Stated problem:
Pull each line holding "name" out of the entries below.

Entries from a visual dataset:
▬▬▬▬▬▬
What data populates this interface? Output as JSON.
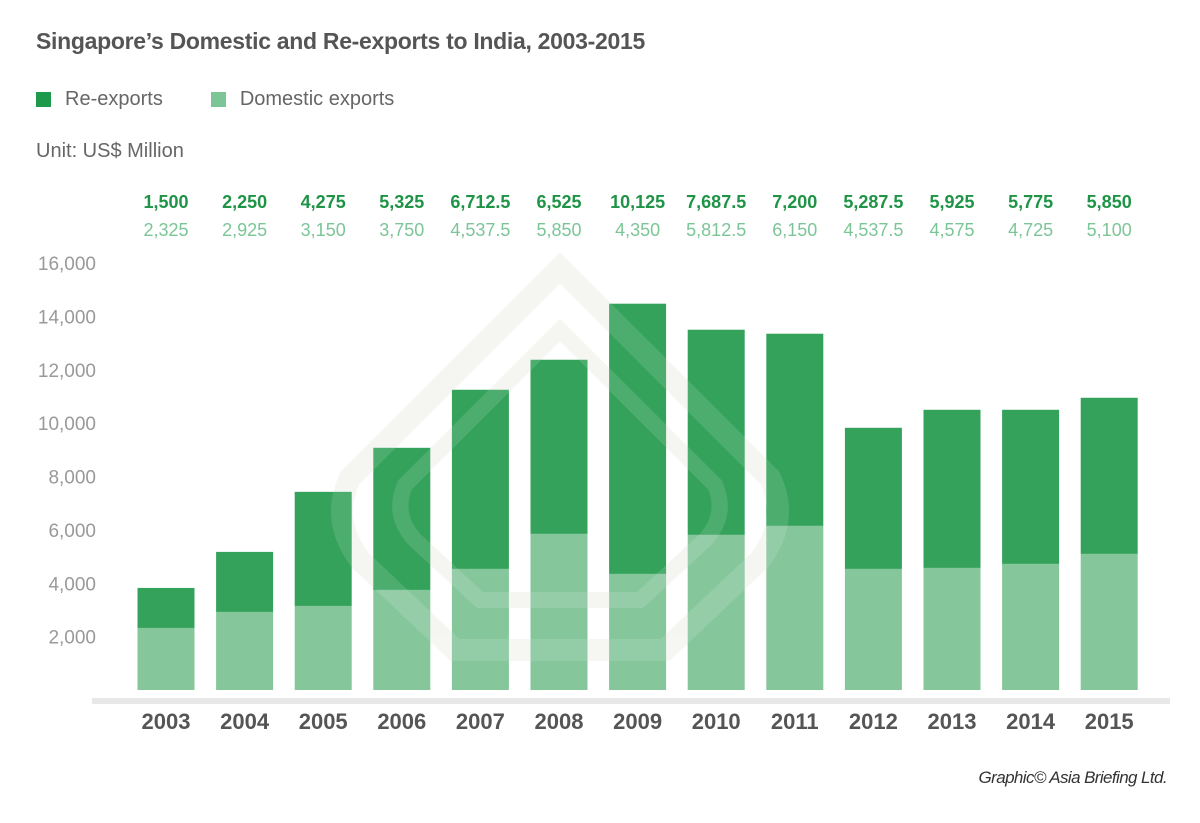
{
  "colors": {
    "reexports": "#34a25b",
    "domestic": "#85c69b",
    "reexports_label": "#1f9447",
    "domestic_label": "#7bc597",
    "axis_base": "#e8e8e8",
    "watermark": "#f0f0ec"
  },
  "header": {
    "title": "Singapore’s Domestic and Re-exports to India, 2003-2015",
    "unit": "Unit: US$ Million"
  },
  "legend": {
    "items": [
      {
        "label": "Re-exports",
        "color": "#34a25b"
      },
      {
        "label": "Domestic exports",
        "color": "#85c69b"
      }
    ]
  },
  "footer": {
    "credit": "Graphic© Asia Briefing Ltd."
  },
  "chart_data": {
    "type": "bar",
    "stacked": true,
    "title": "Singapore’s Domestic and Re-exports to India, 2003-2015",
    "subtitle": "Unit: US$ Million",
    "xlabel": "",
    "ylabel": "",
    "categories": [
      "2003",
      "2004",
      "2005",
      "2006",
      "2007",
      "2008",
      "2009",
      "2010",
      "2011",
      "2012",
      "2013",
      "2014",
      "2015"
    ],
    "series": [
      {
        "name": "Domestic exports",
        "values": [
          2325,
          2925,
          3150,
          3750,
          4537.5,
          5850,
          4350,
          5812.5,
          6150,
          4537.5,
          4575,
          4725,
          5100
        ],
        "labels": [
          "2,325",
          "2,925",
          "3,150",
          "3,750",
          "4,537.5",
          "5,850",
          "4,350",
          "5,812.5",
          "6,150",
          "4,537.5",
          "4,575",
          "4,725",
          "5,100"
        ]
      },
      {
        "name": "Re-exports",
        "values": [
          1500,
          2250,
          4275,
          5325,
          6712.5,
          6525,
          10125,
          7687.5,
          7200,
          5287.5,
          5925,
          5775,
          5850
        ],
        "labels": [
          "1,500",
          "2,250",
          "4,275",
          "5,325",
          "6,712.5",
          "6,525",
          "10,125",
          "7,687.5",
          "7,200",
          "5,287.5",
          "5,925",
          "5,775",
          "5,850"
        ]
      }
    ],
    "yticks": [
      2000,
      4000,
      6000,
      8000,
      10000,
      12000,
      14000,
      16000
    ],
    "ytick_labels": [
      "2,000",
      "4,000",
      "6,000",
      "8,000",
      "10,000",
      "12,000",
      "14,000",
      "16,000"
    ],
    "ylim": [
      0,
      16000
    ],
    "grid": false,
    "legend_position": "top-left",
    "data_labels_position": "above chart, re-exports row over domestic row"
  }
}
▬▬▬▬▬▬
Solution for this task:
        "name": "Domestic exports",
        "name": "Re-exports",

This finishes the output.